**THE EXERCISE**
Return only the number of lines holding the word "indent".

**RECORDS FOR THE TASK**
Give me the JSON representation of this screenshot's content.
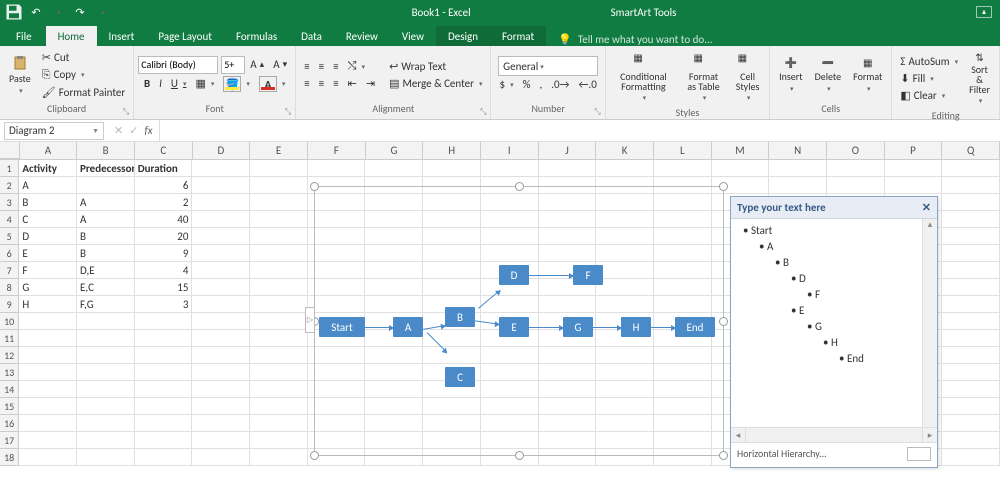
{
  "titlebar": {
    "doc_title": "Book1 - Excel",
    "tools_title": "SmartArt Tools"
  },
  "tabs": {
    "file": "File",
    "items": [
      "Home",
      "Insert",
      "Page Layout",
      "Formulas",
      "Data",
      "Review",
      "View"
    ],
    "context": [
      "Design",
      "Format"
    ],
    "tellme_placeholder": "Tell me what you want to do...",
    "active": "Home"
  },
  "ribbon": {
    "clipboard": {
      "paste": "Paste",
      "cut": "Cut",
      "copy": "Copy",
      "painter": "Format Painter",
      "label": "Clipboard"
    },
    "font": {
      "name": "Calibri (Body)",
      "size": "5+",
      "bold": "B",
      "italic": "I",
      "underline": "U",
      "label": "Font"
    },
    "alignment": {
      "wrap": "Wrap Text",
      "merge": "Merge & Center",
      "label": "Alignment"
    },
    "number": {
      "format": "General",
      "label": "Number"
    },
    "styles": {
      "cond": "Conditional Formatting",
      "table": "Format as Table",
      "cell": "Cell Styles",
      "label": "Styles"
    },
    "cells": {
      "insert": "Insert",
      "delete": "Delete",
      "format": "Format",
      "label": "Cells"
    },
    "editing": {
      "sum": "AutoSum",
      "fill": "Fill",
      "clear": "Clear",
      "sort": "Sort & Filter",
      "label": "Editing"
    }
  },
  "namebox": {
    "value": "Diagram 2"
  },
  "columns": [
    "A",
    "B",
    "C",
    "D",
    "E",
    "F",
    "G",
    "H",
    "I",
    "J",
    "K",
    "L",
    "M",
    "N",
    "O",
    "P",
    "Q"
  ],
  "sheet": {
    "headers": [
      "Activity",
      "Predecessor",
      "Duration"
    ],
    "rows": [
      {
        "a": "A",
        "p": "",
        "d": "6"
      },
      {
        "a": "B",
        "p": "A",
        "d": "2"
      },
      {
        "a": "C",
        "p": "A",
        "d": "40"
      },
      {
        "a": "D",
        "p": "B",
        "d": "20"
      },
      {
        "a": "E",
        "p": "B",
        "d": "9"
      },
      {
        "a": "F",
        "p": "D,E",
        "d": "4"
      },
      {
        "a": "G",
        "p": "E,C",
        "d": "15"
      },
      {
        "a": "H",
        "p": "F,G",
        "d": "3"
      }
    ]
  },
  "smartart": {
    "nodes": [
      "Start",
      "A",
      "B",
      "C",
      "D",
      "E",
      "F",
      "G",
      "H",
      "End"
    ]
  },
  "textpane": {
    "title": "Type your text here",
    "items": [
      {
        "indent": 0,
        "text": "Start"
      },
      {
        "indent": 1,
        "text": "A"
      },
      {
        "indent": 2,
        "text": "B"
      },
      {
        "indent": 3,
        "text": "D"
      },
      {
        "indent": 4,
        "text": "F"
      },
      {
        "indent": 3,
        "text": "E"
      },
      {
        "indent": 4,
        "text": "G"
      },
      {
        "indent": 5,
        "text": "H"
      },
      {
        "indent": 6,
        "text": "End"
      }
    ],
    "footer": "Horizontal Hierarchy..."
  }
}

**RESPONSE**
9